— Task directions —
List every line of the records below as a numbered list, leaving out any blank lines.

---

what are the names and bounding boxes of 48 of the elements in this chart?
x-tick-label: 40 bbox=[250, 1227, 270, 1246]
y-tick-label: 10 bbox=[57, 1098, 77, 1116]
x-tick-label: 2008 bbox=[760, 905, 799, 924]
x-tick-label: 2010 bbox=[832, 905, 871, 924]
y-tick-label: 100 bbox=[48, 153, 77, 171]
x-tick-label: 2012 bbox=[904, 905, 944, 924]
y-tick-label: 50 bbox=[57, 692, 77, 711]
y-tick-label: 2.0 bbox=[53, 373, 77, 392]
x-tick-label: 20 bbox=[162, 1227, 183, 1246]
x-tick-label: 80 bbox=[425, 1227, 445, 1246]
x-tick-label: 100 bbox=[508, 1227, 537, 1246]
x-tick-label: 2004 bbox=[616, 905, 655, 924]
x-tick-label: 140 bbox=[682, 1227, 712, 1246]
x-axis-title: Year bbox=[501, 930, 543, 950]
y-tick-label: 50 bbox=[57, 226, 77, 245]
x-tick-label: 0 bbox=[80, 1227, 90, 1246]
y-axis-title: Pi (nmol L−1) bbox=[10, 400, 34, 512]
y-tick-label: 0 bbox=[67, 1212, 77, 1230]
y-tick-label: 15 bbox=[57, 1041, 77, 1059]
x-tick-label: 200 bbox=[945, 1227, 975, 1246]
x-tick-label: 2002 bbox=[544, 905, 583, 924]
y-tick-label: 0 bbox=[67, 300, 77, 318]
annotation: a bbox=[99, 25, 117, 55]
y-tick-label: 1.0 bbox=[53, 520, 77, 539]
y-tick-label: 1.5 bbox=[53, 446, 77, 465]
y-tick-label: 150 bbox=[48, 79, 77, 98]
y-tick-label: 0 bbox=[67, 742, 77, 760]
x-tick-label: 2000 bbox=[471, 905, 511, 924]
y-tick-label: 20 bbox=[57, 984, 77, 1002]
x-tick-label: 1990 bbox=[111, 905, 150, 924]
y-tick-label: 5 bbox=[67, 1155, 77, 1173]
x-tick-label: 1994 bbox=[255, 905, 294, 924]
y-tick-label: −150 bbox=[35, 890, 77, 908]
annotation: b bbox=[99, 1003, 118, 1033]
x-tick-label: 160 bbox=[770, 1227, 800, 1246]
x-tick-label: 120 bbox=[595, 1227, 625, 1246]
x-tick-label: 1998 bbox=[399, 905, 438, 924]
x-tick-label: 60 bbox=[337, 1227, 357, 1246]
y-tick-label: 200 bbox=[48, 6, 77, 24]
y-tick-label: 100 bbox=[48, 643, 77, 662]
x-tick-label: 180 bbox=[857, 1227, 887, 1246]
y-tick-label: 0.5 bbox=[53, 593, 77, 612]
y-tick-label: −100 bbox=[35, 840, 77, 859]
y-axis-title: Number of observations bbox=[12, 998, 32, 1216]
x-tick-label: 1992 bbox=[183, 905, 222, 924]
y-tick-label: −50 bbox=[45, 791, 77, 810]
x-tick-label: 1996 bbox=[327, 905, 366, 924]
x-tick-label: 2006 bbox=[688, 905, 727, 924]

---

— Exercise result —
1. what are the names and bounding boxes of 48 of the elements in this chart?
2. x-tick-label: 40 bbox=[250, 1227, 270, 1246]
3. y-tick-label: 10 bbox=[57, 1098, 77, 1116]
4. x-tick-label: 2008 bbox=[760, 905, 799, 924]
5. x-tick-label: 2010 bbox=[832, 905, 871, 924]
6. y-tick-label: 100 bbox=[48, 153, 77, 171]
7. x-tick-label: 2012 bbox=[904, 905, 944, 924]
8. y-tick-label: 50 bbox=[57, 692, 77, 711]
9. y-tick-label: 2.0 bbox=[53, 373, 77, 392]
10. x-tick-label: 20 bbox=[162, 1227, 183, 1246]
11. x-tick-label: 80 bbox=[425, 1227, 445, 1246]
12. x-tick-label: 100 bbox=[508, 1227, 537, 1246]
13. x-tick-label: 2004 bbox=[616, 905, 655, 924]
14. x-tick-label: 140 bbox=[682, 1227, 712, 1246]
15. x-axis-title: Year bbox=[501, 930, 543, 950]
16. y-tick-label: 50 bbox=[57, 226, 77, 245]
17. x-tick-label: 0 bbox=[80, 1227, 90, 1246]
18. y-axis-title: Pi (nmol L−1) bbox=[10, 400, 34, 512]
19. y-tick-label: 0 bbox=[67, 1212, 77, 1230]
20. y-tick-label: 15 bbox=[57, 1041, 77, 1059]
21. x-tick-label: 200 bbox=[945, 1227, 975, 1246]
22. x-tick-label: 2002 bbox=[544, 905, 583, 924]
23. y-tick-label: 0 bbox=[67, 300, 77, 318]
24. annotation: a bbox=[99, 25, 117, 55]
25. y-tick-label: 1.0 bbox=[53, 520, 77, 539]
26. y-tick-label: 1.5 bbox=[53, 446, 77, 465]
27. y-tick-label: 150 bbox=[48, 79, 77, 98]
28. y-tick-label: 0 bbox=[67, 742, 77, 760]
29. x-tick-label: 2000 bbox=[471, 905, 511, 924]
30. y-tick-label: 20 bbox=[57, 984, 77, 1002]
31. x-tick-label: 1990 bbox=[111, 905, 150, 924]
32. y-tick-label: 5 bbox=[67, 1155, 77, 1173]
33. x-tick-label: 1994 bbox=[255, 905, 294, 924]
34. y-tick-label: −150 bbox=[35, 890, 77, 908]
35. annotation: b bbox=[99, 1003, 118, 1033]
36. x-tick-label: 160 bbox=[770, 1227, 800, 1246]
37. x-tick-label: 120 bbox=[595, 1227, 625, 1246]
38. x-tick-label: 1998 bbox=[399, 905, 438, 924]
39. x-tick-label: 60 bbox=[337, 1227, 357, 1246]
40. y-tick-label: 200 bbox=[48, 6, 77, 24]
41. y-tick-label: 100 bbox=[48, 643, 77, 662]
42. x-tick-label: 180 bbox=[857, 1227, 887, 1246]
43. y-tick-label: 0.5 bbox=[53, 593, 77, 612]
44. y-tick-label: −100 bbox=[35, 840, 77, 859]
45. y-axis-title: Number of observations bbox=[12, 998, 32, 1216]
46. x-tick-label: 1992 bbox=[183, 905, 222, 924]
47. y-tick-label: −50 bbox=[45, 791, 77, 810]
48. x-tick-label: 1996 bbox=[327, 905, 366, 924]
49. x-tick-label: 2006 bbox=[688, 905, 727, 924]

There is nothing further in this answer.